▶ Task statement: Output each entry exactly; skip nothing.

▶ Available data:
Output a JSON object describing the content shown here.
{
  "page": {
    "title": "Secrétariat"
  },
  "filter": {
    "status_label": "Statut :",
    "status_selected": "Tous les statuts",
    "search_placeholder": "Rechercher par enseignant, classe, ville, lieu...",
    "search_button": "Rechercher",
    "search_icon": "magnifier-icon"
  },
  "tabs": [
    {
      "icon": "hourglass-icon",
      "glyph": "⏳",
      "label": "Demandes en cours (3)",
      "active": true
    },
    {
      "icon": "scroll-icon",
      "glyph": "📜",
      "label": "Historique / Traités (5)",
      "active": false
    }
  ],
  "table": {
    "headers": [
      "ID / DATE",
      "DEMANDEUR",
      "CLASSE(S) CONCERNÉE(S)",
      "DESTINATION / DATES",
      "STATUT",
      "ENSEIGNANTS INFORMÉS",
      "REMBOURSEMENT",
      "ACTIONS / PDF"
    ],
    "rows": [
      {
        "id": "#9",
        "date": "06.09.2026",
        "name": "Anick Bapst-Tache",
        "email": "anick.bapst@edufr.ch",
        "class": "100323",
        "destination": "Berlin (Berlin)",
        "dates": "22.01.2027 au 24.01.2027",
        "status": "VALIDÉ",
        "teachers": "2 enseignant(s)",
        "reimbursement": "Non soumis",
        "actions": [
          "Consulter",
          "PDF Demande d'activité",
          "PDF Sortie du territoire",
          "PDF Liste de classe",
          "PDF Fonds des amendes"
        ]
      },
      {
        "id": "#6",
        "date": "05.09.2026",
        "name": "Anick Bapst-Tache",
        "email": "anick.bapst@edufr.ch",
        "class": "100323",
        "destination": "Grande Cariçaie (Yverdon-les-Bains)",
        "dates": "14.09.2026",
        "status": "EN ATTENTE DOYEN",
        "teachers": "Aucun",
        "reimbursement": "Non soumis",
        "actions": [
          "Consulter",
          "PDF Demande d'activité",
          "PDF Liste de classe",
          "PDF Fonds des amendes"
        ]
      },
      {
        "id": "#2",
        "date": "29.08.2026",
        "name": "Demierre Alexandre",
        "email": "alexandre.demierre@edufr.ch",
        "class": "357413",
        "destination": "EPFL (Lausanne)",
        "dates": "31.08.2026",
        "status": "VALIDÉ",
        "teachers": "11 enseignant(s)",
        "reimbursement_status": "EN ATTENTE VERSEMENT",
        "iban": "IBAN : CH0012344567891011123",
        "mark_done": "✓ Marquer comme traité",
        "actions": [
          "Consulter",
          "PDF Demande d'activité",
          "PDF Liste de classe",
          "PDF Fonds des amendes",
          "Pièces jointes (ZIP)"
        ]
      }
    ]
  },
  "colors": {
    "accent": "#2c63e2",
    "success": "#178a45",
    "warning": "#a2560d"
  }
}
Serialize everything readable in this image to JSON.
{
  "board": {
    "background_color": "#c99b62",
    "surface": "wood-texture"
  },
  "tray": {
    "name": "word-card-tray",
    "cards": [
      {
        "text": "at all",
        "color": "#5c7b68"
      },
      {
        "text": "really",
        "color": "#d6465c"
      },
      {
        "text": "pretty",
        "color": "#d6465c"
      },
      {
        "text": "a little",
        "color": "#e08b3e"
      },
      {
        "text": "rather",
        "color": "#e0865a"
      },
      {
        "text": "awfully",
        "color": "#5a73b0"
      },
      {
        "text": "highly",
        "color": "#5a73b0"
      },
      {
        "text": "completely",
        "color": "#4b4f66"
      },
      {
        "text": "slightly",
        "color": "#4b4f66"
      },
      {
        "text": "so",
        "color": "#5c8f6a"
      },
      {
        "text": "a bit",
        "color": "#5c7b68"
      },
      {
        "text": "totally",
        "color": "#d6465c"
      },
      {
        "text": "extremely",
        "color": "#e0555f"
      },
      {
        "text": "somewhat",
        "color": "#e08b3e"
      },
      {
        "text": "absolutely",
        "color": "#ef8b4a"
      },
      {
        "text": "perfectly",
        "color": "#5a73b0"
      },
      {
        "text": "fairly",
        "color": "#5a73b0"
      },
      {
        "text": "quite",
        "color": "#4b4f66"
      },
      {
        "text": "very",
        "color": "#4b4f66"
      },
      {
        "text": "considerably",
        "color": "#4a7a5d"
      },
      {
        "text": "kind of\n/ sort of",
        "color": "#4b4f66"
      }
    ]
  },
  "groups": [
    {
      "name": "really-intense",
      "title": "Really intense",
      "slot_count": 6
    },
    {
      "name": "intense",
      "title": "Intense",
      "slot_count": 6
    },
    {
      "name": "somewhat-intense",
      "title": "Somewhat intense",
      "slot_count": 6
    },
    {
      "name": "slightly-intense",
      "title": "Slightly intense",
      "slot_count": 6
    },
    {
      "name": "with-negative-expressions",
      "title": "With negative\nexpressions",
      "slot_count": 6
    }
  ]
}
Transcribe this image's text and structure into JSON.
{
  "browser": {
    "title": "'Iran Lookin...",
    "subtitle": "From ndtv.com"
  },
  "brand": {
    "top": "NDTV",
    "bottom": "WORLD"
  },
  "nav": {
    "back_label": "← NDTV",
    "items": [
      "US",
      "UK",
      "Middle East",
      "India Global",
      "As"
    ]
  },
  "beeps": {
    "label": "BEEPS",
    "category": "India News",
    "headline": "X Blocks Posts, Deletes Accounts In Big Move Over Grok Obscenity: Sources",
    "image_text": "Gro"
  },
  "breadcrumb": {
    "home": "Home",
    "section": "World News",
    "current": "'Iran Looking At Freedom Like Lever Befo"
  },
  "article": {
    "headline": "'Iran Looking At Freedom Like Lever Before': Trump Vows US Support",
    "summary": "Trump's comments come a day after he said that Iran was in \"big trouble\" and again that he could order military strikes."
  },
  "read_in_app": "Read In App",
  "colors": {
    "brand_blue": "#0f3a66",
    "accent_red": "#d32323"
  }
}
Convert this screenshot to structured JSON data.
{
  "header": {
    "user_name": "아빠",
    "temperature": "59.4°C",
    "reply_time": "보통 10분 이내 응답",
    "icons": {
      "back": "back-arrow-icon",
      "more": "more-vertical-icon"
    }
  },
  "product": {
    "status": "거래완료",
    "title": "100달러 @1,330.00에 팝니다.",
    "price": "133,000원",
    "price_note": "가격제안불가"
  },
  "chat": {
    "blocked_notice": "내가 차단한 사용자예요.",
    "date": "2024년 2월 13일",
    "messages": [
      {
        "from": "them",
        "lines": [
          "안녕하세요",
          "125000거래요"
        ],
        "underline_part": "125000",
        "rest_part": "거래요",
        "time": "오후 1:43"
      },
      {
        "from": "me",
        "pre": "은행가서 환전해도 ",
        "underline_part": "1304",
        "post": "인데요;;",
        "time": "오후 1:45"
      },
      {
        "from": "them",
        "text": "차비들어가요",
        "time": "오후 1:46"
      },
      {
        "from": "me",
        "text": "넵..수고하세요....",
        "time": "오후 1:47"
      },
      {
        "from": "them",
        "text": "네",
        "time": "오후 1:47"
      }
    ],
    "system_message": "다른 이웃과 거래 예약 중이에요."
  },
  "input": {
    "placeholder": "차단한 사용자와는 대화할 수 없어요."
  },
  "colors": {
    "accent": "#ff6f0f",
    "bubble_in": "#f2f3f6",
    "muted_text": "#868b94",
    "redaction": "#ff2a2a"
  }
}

▶ The solution:
Output a JSON object describing the content shown here.
{
  "page": {
    "title": "Secrétariat"
  },
  "filter": {
    "status_label": "Statut :",
    "status_selected": "Tous les statuts",
    "search_placeholder": "Rechercher par enseignant, classe, ville, lieu...",
    "search_button": "Rechercher",
    "search_icon": "magnifier-icon"
  },
  "tabs": [
    {
      "icon": "hourglass-icon",
      "glyph": "⏳",
      "label": "Demandes en cours (3)",
      "active": true
    },
    {
      "icon": "scroll-icon",
      "glyph": "📜",
      "label": "Historique / Traités (5)",
      "active": false
    }
  ],
  "table": {
    "headers": [
      "ID / DATE",
      "DEMANDEUR",
      "CLASSE(S) CONCERNÉE(S)",
      "DESTINATION / DATES",
      "STATUT",
      "ENSEIGNANTS INFORMÉS",
      "REMBOURSEMENT",
      "ACTIONS / PDF"
    ],
    "rows": [
      {
        "id": "#9",
        "date": "06.09.2026",
        "name": "Anick Bapst-Tache",
        "email": "anick.bapst@edufr.ch",
        "class": "100323",
        "destination": "Berlin (Berlin)",
        "dates": "22.01.2027 au 24.01.2027",
        "status": "VALIDÉ",
        "teachers": "2 enseignant(s)",
        "reimbursement": "Non soumis",
        "actions": [
          "Consulter",
          "PDF Demande d'activité",
          "PDF Sortie du territoire",
          "PDF Liste de classe",
          "PDF Fonds des amendes"
        ]
      },
      {
        "id": "#6",
        "date": "05.09.2026",
        "name": "Anick Bapst-Tache",
        "email": "anick.bapst@edufr.ch",
        "class": "100323",
        "destination": "Grande Cariçaie (Yverdon-les-Bains)",
        "dates": "14.09.2026",
        "status": "EN ATTENTE DOYEN",
        "teachers": "Aucun",
        "reimbursement": "Non soumis",
        "actions": [
          "Consulter",
          "PDF Demande d'activité",
          "PDF Liste de classe",
          "PDF Fonds des amendes"
        ]
      },
      {
        "id": "#2",
        "date": "29.08.2026",
        "name": "Demierre Alexandre",
        "email": "alexandre.demierre@edufr.ch",
        "class": "357413",
        "destination": "EPFL (Lausanne)",
        "dates": "31.08.2026",
        "status": "VALIDÉ",
        "teachers": "11 enseignant(s)",
        "reimbursement_status": "EN ATTENTE VERSEMENT",
        "iban": "IBAN : CH0012344567891011123",
        "mark_done": "✓ Marquer comme traité",
        "actions": [
          "Consulter",
          "PDF Demande d'activité",
          "PDF Liste de classe",
          "PDF Fonds des amendes",
          "Pièces jointes (ZIP)"
        ]
      }
    ]
  },
  "colors": {
    "accent": "#2c63e2",
    "success": "#178a45",
    "warning": "#a2560d"
  }
}
Serialize everything readable in this image to JSON.
{
  "board": {
    "background_color": "#c99b62",
    "surface": "wood-texture"
  },
  "tray": {
    "name": "word-card-tray",
    "cards": [
      {
        "text": "at all",
        "color": "#5c7b68"
      },
      {
        "text": "really",
        "color": "#d6465c"
      },
      {
        "text": "pretty",
        "color": "#d6465c"
      },
      {
        "text": "a little",
        "color": "#e08b3e"
      },
      {
        "text": "rather",
        "color": "#e0865a"
      },
      {
        "text": "awfully",
        "color": "#5a73b0"
      },
      {
        "text": "highly",
        "color": "#5a73b0"
      },
      {
        "text": "completely",
        "color": "#4b4f66"
      },
      {
        "text": "slightly",
        "color": "#4b4f66"
      },
      {
        "text": "so",
        "color": "#5c8f6a"
      },
      {
        "text": "a bit",
        "color": "#5c7b68"
      },
      {
        "text": "totally",
        "color": "#d6465c"
      },
      {
        "text": "extremely",
        "color": "#e0555f"
      },
      {
        "text": "somewhat",
        "color": "#e08b3e"
      },
      {
        "text": "absolutely",
        "color": "#ef8b4a"
      },
      {
        "text": "perfectly",
        "color": "#5a73b0"
      },
      {
        "text": "fairly",
        "color": "#5a73b0"
      },
      {
        "text": "quite",
        "color": "#4b4f66"
      },
      {
        "text": "very",
        "color": "#4b4f66"
      },
      {
        "text": "considerably",
        "color": "#4a7a5d"
      },
      {
        "text": "kind of\n/ sort of",
        "color": "#4b4f66"
      }
    ]
  },
  "groups": [
    {
      "name": "really-intense",
      "title": "Really intense",
      "slot_count": 6
    },
    {
      "name": "intense",
      "title": "Intense",
      "slot_count": 6
    },
    {
      "name": "somewhat-intense",
      "title": "Somewhat intense",
      "slot_count": 6
    },
    {
      "name": "slightly-intense",
      "title": "Slightly intense",
      "slot_count": 6
    },
    {
      "name": "with-negative-expressions",
      "title": "With negative\nexpressions",
      "slot_count": 6
    }
  ]
}
Transcribe this image's text and structure into JSON.
{
  "browser": {
    "title": "'Iran Lookin...",
    "subtitle": "From ndtv.com"
  },
  "brand": {
    "top": "NDTV",
    "bottom": "WORLD"
  },
  "nav": {
    "back_label": "← NDTV",
    "items": [
      "US",
      "UK",
      "Middle East",
      "India Global",
      "As"
    ]
  },
  "beeps": {
    "label": "BEEPS",
    "category": "India News",
    "headline": "X Blocks Posts, Deletes Accounts In Big Move Over Grok Obscenity: Sources",
    "image_text": "Gro"
  },
  "breadcrumb": {
    "home": "Home",
    "section": "World News",
    "current": "'Iran Looking At Freedom Like Lever Befo"
  },
  "article": {
    "headline": "'Iran Looking At Freedom Like Lever Before': Trump Vows US Support",
    "summary": "Trump's comments come a day after he said that Iran was in \"big trouble\" and again that he could order military strikes."
  },
  "read_in_app": "Read In App",
  "colors": {
    "brand_blue": "#0f3a66",
    "accent_red": "#d32323"
  }
}
Convert this screenshot to structured JSON data.
{
  "header": {
    "user_name": "아빠",
    "temperature": "59.4°C",
    "reply_time": "보통 10분 이내 응답",
    "icons": {
      "back": "back-arrow-icon",
      "more": "more-vertical-icon"
    }
  },
  "product": {
    "status": "거래완료",
    "title": "100달러 @1,330.00에 팝니다.",
    "price": "133,000원",
    "price_note": "가격제안불가"
  },
  "chat": {
    "blocked_notice": "내가 차단한 사용자예요.",
    "date": "2024년 2월 13일",
    "messages": [
      {
        "from": "them",
        "lines": [
          "안녕하세요",
          "125000거래요"
        ],
        "underline_part": "125000",
        "rest_part": "거래요",
        "time": "오후 1:43"
      },
      {
        "from": "me",
        "pre": "은행가서 환전해도 ",
        "underline_part": "1304",
        "post": "인데요;;",
        "time": "오후 1:45"
      },
      {
        "from": "them",
        "text": "차비들어가요",
        "time": "오후 1:46"
      },
      {
        "from": "me",
        "text": "넵..수고하세요....",
        "time": "오후 1:47"
      },
      {
        "from": "them",
        "text": "네",
        "time": "오후 1:47"
      }
    ],
    "system_message": "다른 이웃과 거래 예약 중이에요."
  },
  "input": {
    "placeholder": "차단한 사용자와는 대화할 수 없어요."
  },
  "colors": {
    "accent": "#ff6f0f",
    "bubble_in": "#f2f3f6",
    "muted_text": "#868b94",
    "redaction": "#ff2a2a"
  }
}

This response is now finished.